## ACTIVITY
Decide whether each statement agrees with the text on the law firm's litigation patterns below, and give yes or no for each, quoting the deciding words of that text. (a) The firm appears before Hon. Leo Diana more than before any other judge. (b) The firm makes more filings per case against self-represented opponents than against represented ones. (c) A contempt motion is filed in every one of the firm's cases.

## TEXT
Context: because a GAL is out of pattern for this firm, an appointment in one of its cases would be an atypical event relative to the docket history. Under Connecticut practice, an appointment order can define the GAL's scope, budget, and reporting deadline; an unscoped appointment leaves cost and duration open-ended.


The bench

They appear before Hon. Leo Diana (38 rulings) far more than any other judge, then Armata (19), Olear (16), Grossman (11), and Abery-Wetstone (9). Their 85% contested-motion win rate is partly familiarity — repeated appearances mean exposure to each judge's preferences, calendar habits, and standing orders. A self-represented opponent who reviews the assigned judge's standing orders and motion practice has access to the same published information.


What to expect — and your procedural options

Against a motion-active discovery firm, the relevant question is which procedural tools and rules correspond to each observed pattern. The items below describe those tools — what they are and what they do — rather than recommending any course of action in a specific case.

  1. Discovery responses and the non-compliance question. At 2.57 discovery motions per case, discovery is where much of the firm's activity concentrates. Responding to discovery completely and on time is what removes a non-compliance basis for sanctions; a documented, timely response record is what a court looks to on that question. When a discovery demand is overbroad, a targeted objection or a protective motion are the procedural tools for narrowing it.
  1. The contempt record. With contempt motions in roughly 0.86 of every case (62 total, split across post-judgment and pendente-lite), a contempt motion is a recurring feature of this firm's cases. Contemporaneous proof of compliance with each order — payments, exchanges, communications — is what a court weighs against a contempt allegation. A contempt motion that is not supported by the documents is unlikely to succeed.
  1. Fee-shifting under Connecticut law. With 1.5 fee references per case, fee-shifting is routinely in play. Connecticut fee awards turn on need and litigation conduct under C.G.S. §46b-62. Motion volume and continuances are part of the litigation-conduct record a court may consider when ruling on a fee request.
  1. Continuances and the Motion to Advance. They average 1.71 continuances per caseMotion for Continuance (112) is their single most-filed motion type. A continuance can be opposed on the record. A Motion to Advance is the procedural tool a party may use to ask the court to hear a matter sooner. These are the two mechanisms by which the scheduling of a case is contested.
  1. Represented vs. self-represented filing volume. The data shows 25.52 filings/case against represented opponents versus 17.77 against pro-se ones. A represented party tends to draw a heavier paper load; a self-represented party still faces roughly 18 filings on average. In either posture, a system for tracking filings and deadlines is what keeps a high-volume docket organized.

(Data records)
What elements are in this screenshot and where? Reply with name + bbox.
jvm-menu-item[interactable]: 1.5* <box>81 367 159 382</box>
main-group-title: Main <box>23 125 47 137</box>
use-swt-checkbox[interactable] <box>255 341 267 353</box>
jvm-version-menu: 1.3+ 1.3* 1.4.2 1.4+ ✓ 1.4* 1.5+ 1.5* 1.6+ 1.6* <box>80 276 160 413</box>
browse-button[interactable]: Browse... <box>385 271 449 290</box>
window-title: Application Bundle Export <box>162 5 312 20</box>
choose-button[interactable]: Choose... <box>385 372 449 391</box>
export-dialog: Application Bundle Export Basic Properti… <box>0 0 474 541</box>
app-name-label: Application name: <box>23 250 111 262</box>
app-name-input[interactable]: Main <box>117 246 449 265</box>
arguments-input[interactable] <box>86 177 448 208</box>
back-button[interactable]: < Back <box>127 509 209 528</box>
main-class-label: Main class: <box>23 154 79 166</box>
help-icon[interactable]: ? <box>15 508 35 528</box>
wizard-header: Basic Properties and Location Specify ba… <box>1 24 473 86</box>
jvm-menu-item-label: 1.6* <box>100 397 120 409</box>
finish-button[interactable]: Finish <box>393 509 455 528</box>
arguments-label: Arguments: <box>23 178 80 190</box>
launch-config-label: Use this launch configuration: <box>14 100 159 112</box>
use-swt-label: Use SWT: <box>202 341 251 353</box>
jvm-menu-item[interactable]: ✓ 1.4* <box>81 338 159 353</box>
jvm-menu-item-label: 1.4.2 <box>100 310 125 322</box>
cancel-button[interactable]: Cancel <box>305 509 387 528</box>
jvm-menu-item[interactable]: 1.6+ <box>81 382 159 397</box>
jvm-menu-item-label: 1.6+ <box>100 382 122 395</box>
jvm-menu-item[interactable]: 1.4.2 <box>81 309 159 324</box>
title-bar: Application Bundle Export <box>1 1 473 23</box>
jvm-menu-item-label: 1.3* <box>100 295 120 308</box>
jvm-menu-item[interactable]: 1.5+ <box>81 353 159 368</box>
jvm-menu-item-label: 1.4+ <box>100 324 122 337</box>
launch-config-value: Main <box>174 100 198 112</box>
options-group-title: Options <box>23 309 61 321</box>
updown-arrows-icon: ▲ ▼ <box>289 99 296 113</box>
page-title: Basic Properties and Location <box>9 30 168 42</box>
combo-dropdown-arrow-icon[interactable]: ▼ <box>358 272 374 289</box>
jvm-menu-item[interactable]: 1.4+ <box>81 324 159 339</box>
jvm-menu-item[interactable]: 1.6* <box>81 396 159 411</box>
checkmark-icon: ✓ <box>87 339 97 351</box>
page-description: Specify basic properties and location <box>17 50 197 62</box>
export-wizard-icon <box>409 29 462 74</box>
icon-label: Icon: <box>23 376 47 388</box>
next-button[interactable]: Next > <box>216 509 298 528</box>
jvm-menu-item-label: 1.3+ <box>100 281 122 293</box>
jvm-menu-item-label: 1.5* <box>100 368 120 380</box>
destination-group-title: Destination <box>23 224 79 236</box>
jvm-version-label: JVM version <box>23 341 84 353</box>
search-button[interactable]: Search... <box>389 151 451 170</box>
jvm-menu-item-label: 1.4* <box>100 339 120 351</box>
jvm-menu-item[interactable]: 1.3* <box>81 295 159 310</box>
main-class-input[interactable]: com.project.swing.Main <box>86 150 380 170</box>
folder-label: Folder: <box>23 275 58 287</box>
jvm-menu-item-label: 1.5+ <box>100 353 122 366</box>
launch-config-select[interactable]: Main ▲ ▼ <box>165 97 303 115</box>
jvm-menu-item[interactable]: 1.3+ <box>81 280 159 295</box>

## ANSWER BELOW
(a) Yes: "They appear before Hon. Leo Diana (38 rulings) far more than any other judge"
(b) No: "The data shows 25.52 filings/case against represented opponents versus 17.77 against pro-se ones."
(c) No: "With contempt motions in roughly 0.86 of every case (62 total, split across post-judgment and pendente-lite)"